#### Aim:
Find each line containing the string "true". Copy it.

#### Available data:

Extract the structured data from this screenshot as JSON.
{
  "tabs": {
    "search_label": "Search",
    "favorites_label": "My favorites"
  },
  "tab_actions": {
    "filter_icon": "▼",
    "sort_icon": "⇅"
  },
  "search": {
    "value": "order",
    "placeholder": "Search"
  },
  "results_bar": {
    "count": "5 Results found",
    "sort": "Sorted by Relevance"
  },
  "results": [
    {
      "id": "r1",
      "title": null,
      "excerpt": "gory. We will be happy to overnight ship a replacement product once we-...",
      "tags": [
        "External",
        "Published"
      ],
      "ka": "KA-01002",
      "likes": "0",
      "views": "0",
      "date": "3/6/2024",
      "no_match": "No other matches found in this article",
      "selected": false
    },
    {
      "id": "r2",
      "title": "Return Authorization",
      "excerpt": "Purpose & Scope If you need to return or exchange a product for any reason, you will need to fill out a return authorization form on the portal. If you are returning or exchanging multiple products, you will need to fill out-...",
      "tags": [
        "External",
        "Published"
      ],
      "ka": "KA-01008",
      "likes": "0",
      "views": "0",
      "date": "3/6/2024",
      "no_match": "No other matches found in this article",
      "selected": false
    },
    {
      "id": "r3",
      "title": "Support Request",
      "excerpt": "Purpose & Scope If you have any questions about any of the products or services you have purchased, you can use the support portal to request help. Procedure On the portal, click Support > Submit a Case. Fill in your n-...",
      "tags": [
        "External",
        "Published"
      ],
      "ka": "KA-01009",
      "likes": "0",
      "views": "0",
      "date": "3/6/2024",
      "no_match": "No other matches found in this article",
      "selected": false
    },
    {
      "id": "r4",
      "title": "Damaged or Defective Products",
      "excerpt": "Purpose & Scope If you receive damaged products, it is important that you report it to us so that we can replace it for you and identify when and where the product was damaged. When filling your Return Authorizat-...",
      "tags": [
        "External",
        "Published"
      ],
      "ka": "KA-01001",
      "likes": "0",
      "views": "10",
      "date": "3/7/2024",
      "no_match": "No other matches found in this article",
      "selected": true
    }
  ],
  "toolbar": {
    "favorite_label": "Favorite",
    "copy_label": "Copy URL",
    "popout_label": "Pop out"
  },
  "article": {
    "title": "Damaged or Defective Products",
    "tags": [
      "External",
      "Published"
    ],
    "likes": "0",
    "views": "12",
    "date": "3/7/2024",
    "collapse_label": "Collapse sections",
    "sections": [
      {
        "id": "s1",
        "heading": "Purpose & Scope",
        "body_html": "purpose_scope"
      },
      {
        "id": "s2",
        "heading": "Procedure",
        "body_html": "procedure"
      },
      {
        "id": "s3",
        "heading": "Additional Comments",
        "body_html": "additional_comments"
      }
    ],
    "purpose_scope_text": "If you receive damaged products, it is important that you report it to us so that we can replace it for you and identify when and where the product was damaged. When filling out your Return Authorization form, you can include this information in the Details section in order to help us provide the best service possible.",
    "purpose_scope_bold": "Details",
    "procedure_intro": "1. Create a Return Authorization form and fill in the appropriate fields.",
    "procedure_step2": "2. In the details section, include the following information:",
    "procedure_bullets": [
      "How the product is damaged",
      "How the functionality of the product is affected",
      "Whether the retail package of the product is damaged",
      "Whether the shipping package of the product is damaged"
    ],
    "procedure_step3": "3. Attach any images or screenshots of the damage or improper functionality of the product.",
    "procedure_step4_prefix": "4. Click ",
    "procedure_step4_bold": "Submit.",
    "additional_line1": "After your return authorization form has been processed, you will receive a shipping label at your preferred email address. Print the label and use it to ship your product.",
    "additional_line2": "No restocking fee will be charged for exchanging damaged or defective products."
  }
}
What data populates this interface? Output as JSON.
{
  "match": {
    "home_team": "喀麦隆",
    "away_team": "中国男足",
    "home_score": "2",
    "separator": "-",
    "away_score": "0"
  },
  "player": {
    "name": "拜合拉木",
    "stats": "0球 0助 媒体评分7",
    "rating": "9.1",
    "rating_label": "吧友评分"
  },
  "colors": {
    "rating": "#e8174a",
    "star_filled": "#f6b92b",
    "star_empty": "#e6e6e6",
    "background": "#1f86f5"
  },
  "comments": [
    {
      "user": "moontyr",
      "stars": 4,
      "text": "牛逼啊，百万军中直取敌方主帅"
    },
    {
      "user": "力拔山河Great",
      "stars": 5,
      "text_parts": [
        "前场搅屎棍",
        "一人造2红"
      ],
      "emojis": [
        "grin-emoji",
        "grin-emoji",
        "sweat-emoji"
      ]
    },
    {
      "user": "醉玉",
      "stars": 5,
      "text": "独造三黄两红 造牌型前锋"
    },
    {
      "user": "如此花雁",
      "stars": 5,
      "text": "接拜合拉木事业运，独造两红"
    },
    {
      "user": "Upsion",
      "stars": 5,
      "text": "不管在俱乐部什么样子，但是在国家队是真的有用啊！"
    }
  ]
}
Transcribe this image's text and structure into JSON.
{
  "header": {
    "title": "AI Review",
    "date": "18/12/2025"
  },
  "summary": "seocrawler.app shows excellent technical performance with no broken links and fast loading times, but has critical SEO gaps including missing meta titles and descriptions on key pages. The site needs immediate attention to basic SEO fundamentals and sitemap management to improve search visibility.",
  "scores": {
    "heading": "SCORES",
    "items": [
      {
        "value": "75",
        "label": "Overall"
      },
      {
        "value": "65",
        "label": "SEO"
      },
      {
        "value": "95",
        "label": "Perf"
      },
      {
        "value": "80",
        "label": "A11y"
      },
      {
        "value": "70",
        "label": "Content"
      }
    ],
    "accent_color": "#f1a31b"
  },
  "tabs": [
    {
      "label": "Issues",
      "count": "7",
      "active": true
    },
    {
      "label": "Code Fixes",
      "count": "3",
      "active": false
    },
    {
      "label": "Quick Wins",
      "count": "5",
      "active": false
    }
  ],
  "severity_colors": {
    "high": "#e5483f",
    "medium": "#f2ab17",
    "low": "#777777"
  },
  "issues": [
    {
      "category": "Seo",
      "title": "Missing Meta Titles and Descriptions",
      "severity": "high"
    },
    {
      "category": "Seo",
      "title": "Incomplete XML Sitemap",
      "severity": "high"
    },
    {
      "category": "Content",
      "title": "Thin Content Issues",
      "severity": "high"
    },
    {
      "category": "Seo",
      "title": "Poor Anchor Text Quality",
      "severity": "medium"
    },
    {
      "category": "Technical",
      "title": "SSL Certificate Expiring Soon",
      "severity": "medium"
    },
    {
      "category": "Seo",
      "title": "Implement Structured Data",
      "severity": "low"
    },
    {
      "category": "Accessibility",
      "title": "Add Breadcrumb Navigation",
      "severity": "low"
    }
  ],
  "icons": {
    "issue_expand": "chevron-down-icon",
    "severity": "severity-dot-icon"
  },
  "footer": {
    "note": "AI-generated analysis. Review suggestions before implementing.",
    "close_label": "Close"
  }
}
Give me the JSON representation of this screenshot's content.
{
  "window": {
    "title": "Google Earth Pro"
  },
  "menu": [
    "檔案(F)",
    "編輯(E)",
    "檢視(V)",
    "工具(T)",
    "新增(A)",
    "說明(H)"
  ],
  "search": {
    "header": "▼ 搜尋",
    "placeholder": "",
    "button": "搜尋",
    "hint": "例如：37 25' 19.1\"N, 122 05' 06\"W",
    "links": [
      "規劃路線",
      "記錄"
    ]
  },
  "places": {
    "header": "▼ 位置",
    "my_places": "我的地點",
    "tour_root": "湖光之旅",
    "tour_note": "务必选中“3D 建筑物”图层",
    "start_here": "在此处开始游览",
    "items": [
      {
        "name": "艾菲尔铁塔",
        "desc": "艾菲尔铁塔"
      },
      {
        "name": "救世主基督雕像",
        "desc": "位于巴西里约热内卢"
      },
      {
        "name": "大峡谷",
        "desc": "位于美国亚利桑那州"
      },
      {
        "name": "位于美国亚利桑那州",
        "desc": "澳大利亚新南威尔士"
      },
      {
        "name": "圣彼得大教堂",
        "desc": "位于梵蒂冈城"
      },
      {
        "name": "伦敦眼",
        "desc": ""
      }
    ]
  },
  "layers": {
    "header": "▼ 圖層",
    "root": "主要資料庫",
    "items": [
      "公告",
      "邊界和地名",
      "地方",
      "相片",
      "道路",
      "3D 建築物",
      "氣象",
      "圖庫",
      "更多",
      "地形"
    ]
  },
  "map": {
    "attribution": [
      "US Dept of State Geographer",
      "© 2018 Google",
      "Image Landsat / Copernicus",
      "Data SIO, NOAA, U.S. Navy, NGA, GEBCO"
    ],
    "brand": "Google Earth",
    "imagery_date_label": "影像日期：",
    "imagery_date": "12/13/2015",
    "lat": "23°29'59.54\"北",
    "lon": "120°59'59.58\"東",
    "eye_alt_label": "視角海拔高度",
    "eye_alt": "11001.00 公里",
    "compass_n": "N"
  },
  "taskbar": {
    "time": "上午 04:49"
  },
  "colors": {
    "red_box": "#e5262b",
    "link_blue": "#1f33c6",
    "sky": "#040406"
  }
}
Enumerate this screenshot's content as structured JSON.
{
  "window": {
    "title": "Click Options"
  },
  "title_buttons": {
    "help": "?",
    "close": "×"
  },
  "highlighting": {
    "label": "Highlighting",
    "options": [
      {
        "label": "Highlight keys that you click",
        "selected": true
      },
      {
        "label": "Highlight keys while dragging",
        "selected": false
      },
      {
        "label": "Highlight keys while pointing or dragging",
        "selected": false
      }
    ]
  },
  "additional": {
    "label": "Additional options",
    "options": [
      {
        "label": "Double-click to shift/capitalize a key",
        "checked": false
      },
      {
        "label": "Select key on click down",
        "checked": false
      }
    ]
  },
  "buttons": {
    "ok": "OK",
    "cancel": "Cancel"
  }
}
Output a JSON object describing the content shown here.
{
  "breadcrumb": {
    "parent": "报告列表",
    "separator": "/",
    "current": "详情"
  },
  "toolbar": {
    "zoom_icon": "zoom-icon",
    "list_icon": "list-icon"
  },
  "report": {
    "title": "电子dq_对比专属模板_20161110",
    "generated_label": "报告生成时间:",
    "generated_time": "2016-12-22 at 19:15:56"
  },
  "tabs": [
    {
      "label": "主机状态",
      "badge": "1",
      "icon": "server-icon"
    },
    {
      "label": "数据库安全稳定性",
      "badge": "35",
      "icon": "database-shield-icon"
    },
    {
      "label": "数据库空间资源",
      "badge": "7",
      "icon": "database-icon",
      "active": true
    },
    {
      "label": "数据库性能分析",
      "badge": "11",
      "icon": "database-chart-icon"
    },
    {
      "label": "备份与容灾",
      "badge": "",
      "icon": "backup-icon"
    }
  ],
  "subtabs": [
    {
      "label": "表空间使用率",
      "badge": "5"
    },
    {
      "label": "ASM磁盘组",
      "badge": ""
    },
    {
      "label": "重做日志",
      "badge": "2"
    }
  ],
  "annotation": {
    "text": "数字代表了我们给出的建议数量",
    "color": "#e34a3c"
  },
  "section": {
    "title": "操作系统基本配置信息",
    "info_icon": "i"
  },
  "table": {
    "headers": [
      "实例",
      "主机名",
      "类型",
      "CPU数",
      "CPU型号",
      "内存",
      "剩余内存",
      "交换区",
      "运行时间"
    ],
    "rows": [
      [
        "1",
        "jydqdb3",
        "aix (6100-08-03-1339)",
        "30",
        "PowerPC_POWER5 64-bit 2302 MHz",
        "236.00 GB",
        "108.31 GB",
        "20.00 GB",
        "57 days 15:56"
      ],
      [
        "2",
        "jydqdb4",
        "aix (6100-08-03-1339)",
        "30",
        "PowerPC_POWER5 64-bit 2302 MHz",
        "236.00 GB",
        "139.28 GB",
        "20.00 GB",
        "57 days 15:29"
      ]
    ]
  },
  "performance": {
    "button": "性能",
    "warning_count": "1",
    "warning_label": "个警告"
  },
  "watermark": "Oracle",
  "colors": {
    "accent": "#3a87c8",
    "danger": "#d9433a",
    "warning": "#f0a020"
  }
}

#### Solution below:
      "selected": true
      "active": true
        "selected": true
      "active": true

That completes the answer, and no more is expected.